= Data entries =
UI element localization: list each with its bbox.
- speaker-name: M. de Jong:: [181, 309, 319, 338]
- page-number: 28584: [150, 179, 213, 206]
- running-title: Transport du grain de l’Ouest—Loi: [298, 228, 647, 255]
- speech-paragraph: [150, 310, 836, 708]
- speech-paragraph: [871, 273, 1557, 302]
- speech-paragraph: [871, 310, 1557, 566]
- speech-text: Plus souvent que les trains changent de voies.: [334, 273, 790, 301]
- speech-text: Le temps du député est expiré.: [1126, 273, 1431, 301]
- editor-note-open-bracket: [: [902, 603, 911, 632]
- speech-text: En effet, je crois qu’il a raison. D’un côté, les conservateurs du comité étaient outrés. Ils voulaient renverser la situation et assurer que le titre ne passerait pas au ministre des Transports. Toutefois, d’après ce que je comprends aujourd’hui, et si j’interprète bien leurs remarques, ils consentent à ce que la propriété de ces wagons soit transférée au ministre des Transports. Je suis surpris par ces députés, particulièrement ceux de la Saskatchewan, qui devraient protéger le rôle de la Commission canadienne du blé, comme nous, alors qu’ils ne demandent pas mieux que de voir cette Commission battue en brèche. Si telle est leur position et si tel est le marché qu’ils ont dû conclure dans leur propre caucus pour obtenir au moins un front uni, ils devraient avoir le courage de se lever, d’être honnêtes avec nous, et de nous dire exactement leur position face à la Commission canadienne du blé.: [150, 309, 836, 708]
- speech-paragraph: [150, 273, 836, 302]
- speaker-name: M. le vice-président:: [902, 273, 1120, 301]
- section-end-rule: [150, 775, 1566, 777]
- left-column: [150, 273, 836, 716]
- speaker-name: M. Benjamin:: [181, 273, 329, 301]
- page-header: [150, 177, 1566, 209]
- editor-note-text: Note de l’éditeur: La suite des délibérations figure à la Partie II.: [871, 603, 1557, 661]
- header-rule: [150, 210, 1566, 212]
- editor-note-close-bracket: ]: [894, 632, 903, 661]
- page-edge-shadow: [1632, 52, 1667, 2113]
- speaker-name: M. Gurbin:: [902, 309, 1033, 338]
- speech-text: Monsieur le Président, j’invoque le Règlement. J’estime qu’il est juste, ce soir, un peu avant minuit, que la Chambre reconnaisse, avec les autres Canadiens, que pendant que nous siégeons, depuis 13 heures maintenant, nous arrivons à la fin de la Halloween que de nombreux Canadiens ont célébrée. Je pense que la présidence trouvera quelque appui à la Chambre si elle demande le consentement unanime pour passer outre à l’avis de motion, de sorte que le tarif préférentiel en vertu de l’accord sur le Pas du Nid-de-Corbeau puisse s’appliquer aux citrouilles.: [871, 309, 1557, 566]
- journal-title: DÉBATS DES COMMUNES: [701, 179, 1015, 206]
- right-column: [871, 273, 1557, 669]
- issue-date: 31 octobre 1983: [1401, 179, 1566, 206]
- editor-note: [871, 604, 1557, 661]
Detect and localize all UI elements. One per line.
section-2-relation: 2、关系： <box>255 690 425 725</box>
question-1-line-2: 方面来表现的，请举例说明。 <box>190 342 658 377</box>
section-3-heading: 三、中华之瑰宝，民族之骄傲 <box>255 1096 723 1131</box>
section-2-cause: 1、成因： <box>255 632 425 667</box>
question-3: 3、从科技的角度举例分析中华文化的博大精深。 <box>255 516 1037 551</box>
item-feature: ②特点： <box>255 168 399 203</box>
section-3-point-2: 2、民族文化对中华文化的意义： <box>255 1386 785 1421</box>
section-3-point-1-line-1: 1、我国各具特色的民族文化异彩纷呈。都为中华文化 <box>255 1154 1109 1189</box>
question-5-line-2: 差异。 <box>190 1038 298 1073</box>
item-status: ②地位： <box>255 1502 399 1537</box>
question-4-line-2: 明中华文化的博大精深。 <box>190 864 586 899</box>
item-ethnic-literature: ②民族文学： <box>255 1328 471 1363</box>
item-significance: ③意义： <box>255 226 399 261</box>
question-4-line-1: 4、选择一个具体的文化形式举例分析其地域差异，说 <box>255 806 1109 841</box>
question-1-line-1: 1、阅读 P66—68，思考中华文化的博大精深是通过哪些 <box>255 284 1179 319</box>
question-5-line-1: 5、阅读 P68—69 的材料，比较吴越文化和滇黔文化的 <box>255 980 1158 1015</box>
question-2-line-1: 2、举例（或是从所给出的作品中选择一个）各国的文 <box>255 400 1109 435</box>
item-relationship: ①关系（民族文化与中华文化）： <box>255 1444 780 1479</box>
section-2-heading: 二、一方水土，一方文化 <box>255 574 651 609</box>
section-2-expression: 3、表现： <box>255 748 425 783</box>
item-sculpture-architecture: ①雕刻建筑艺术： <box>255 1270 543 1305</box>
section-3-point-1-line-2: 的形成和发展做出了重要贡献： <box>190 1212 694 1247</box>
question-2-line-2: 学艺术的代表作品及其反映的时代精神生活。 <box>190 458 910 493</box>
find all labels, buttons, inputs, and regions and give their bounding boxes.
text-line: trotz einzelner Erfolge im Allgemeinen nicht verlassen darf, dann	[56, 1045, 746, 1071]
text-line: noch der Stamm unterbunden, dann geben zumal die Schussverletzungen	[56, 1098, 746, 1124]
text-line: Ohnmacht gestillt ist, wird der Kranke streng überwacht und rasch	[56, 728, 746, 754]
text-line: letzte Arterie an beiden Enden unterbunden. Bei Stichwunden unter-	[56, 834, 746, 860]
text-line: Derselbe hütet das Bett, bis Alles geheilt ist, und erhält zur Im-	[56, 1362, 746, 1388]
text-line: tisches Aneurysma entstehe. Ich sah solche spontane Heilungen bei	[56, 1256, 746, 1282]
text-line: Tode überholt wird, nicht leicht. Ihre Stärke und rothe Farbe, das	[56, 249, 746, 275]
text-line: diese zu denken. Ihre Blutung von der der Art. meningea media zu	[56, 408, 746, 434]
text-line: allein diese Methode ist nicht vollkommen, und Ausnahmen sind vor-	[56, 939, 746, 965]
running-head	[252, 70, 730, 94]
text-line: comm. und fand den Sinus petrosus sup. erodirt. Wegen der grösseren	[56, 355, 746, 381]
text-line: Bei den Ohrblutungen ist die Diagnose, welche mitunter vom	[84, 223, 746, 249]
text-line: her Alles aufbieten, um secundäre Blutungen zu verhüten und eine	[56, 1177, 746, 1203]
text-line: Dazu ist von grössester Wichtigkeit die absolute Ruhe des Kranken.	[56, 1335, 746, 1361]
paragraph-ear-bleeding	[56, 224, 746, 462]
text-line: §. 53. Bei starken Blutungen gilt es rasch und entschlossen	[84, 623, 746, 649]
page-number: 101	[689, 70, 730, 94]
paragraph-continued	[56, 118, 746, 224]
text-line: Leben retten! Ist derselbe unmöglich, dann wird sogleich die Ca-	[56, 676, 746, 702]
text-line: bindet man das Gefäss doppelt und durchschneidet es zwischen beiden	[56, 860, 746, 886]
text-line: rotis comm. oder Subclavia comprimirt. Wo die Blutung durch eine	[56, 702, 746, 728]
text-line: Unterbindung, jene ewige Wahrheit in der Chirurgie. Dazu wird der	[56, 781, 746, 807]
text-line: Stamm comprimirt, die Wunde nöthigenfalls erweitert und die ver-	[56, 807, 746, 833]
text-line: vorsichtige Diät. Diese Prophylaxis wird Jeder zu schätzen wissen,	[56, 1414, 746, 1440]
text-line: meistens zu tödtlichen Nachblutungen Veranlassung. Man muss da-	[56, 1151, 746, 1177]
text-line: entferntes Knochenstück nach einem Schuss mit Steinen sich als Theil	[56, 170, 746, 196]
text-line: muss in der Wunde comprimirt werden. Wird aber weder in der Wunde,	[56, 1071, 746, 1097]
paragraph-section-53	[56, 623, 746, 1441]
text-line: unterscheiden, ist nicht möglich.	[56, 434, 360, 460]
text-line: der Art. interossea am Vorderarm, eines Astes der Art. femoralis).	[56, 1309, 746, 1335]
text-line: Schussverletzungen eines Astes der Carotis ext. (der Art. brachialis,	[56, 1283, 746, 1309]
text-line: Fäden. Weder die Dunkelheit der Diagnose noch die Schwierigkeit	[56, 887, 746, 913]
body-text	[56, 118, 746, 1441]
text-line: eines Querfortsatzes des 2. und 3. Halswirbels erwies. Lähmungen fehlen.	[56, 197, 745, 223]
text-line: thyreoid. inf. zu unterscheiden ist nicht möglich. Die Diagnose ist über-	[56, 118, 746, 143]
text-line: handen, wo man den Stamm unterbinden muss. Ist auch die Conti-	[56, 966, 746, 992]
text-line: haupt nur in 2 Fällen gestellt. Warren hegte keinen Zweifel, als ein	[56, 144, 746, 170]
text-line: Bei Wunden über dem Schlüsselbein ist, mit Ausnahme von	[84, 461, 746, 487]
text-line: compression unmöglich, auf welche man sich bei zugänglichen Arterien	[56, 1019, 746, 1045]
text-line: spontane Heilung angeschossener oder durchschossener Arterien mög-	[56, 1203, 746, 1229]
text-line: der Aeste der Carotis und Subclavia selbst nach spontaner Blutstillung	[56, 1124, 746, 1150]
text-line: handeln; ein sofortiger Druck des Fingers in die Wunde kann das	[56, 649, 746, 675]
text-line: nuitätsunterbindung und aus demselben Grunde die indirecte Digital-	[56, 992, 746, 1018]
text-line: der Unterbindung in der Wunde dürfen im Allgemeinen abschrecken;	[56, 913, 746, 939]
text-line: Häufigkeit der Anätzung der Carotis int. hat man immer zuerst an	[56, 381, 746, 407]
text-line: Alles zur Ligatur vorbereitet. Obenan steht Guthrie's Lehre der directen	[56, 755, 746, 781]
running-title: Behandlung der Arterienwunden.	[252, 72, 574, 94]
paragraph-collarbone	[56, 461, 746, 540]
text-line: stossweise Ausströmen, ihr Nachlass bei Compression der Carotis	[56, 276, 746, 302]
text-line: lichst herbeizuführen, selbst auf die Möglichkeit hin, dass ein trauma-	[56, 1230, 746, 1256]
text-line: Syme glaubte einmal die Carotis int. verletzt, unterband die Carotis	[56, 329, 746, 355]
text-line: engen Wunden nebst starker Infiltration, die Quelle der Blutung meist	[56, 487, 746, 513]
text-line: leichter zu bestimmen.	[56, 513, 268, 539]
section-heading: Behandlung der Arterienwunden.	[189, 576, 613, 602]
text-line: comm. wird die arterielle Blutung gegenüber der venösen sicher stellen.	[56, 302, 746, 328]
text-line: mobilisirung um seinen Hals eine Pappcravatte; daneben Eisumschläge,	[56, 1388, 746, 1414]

= What needs to be done =
Copy out the data from its first line down to the line containing "- editor-note-open-bracket: [: [902, 603, 911, 632]", keeping both of those lines and reproducing every line without any change.

= Task solution =
UI element localization: list each with its bbox.
- speaker-name: M. de Jong:: [181, 309, 319, 338]
- page-number: 28584: [150, 179, 213, 206]
- running-title: Transport du grain de l’Ouest—Loi: [298, 228, 647, 255]
- speech-paragraph: [150, 310, 836, 708]
- speech-paragraph: [871, 273, 1557, 302]
- speech-paragraph: [871, 310, 1557, 566]
- speech-text: Plus souvent que les trains changent de voies.: [334, 273, 790, 301]
- speech-text: Le temps du député est expiré.: [1126, 273, 1431, 301]
- editor-note-open-bracket: [: [902, 603, 911, 632]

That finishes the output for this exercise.